ACTIVITY -> Each line below needs to be restated word for word.

SOURCE DATA ->
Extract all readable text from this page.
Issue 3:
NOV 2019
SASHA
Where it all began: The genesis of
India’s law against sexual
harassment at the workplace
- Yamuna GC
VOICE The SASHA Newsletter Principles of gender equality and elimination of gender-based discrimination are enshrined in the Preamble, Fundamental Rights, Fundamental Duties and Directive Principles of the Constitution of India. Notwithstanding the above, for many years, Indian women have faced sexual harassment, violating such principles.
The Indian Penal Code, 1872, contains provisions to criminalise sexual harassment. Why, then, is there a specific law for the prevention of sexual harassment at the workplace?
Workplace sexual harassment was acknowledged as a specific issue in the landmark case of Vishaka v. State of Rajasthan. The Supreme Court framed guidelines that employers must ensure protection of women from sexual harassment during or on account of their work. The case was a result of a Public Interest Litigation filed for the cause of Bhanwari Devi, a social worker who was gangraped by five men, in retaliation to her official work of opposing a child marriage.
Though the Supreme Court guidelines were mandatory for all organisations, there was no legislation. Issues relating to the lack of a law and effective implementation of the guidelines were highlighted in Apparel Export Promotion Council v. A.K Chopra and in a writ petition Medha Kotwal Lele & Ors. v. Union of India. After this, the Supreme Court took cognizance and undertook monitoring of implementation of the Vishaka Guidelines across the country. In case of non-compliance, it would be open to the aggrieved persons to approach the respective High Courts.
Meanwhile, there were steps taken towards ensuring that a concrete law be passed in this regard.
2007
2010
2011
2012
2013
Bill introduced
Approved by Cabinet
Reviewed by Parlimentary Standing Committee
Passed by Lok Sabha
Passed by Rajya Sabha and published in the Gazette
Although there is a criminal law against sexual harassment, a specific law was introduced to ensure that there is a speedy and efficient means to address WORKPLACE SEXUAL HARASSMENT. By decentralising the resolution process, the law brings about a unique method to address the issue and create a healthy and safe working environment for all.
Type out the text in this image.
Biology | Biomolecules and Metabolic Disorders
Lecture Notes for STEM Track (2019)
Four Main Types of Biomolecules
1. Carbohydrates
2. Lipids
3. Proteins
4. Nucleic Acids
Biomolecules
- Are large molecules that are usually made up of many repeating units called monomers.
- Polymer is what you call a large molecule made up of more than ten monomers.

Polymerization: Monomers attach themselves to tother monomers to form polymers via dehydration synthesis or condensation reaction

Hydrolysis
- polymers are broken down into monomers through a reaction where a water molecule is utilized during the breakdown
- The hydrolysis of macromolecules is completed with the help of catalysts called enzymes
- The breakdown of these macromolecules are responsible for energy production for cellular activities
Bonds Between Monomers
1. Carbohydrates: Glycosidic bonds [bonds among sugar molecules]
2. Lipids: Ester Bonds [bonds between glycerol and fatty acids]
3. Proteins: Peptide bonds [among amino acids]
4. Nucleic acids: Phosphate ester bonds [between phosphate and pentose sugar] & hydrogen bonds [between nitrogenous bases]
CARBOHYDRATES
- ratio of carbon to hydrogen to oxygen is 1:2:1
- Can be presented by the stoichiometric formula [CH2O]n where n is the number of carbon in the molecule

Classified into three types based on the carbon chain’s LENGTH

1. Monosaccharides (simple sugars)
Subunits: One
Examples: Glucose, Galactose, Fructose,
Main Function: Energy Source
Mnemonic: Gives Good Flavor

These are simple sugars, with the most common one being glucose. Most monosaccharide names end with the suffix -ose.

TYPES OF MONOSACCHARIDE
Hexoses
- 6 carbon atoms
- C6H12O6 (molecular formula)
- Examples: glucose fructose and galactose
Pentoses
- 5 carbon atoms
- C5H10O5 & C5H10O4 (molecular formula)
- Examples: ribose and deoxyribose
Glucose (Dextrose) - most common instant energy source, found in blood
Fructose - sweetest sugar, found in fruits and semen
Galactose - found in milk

WRITTEN ANSWER ->
Extract all readable text from this page.
Issue 3:
NOV 2019
SASHA
Where it all began: The genesis of
India’s law against sexual
harassment at the workplace
- Yamuna GC
VOICE The SASHA Newsletter Principles of gender equality and elimination of gender-based discrimination are enshrined in the Preamble, Fundamental Rights, Fundamental Duties and Directive Principles of the Constitution of India. Notwithstanding the above, for many years, Indian women have faced sexual harassment, violating such principles.
The Indian Penal Code, 1872, contains provisions to criminalise sexual harassment. Why, then, is there a specific law for the prevention of sexual harassment at the workplace?
Workplace sexual harassment was acknowledged as a specific issue in the landmark case of Vishaka v. State of Rajasthan. The Supreme Court framed guidelines that employers must ensure protection of women from sexual harassment during or on account of their work. The case was a result of a Public Interest Litigation filed for the cause of Bhanwari Devi, a social worker who was gangraped by five men, in retaliation to her official work of opposing a child marriage.
Though the Supreme Court guidelines were mandatory for all organisations, there was no legislation. Issues relating to the lack of a law and effective implementation of the guidelines were highlighted in Apparel Export Promotion Council v. A.K Chopra and in a writ petition Medha Kotwal Lele & Ors. v. Union of India. After this, the Supreme Court took cognizance and undertook monitoring of implementation of the Vishaka Guidelines across the country. In case of non-compliance, it would be open to the aggrieved persons to approach the respective High Courts.
Meanwhile, there were steps taken towards ensuring that a concrete law be passed in this regard.
2007
2010
2011
2012
2013
Bill introduced
Approved by Cabinet
Reviewed by Parlimentary Standing Committee
Passed by Lok Sabha
Passed by Rajya Sabha and published in the Gazette
Although there is a criminal law against sexual harassment, a specific law was introduced to ensure that there is a speedy and efficient means to address WORKPLACE SEXUAL HARASSMENT. By decentralising the resolution process, the law brings about a unique method to address the issue and create a healthy and safe working environment for all.
Type out the text in this image.
Biology | Biomolecules and Metabolic Disorders
Lecture Notes for STEM Track (2019)
Four Main Types of Biomolecules
1. Carbohydrates
2. Lipids
3. Proteins
4. Nucleic Acids
Biomolecules
- Are large molecules that are usually made up of many repeating units called monomers.
- Polymer is what you call a large molecule made up of more than ten monomers.

Polymerization: Monomers attach themselves to tother monomers to form polymers via dehydration synthesis or condensation reaction

Hydrolysis
- polymers are broken down into monomers through a reaction where a water molecule is utilized during the breakdown
- The hydrolysis of macromolecules is completed with the help of catalysts called enzymes
- The breakdown of these macromolecules are responsible for energy production for cellular activities
Bonds Between Monomers
1. Carbohydrates: Glycosidic bonds [bonds among sugar molecules]
2. Lipids: Ester Bonds [bonds between glycerol and fatty acids]
3. Proteins: Peptide bonds [among amino acids]
4. Nucleic acids: Phosphate ester bonds [between phosphate and pentose sugar] & hydrogen bonds [between nitrogenous bases]
CARBOHYDRATES
- ratio of carbon to hydrogen to oxygen is 1:2:1
- Can be presented by the stoichiometric formula [CH2O]n where n is the number of carbon in the molecule

Classified into three types based on the carbon chain’s LENGTH

1. Monosaccharides (simple sugars)
Subunits: One
Examples: Glucose, Galactose, Fructose,
Main Function: Energy Source
Mnemonic: Gives Good Flavor

These are simple sugars, with the most common one being glucose. Most monosaccharide names end with the suffix -ose.

TYPES OF MONOSACCHARIDE
Hexoses
- 6 carbon atoms
- C6H12O6 (molecular formula)
- Examples: glucose fructose and galactose
Pentoses
- 5 carbon atoms
- C5H10O5 & C5H10O4 (molecular formula)
- Examples: ribose and deoxyribose
Glucose (Dextrose) - most common instant energy source, found in blood
Fructose - sweetest sugar, found in fruits and semen
Galactose - found in milk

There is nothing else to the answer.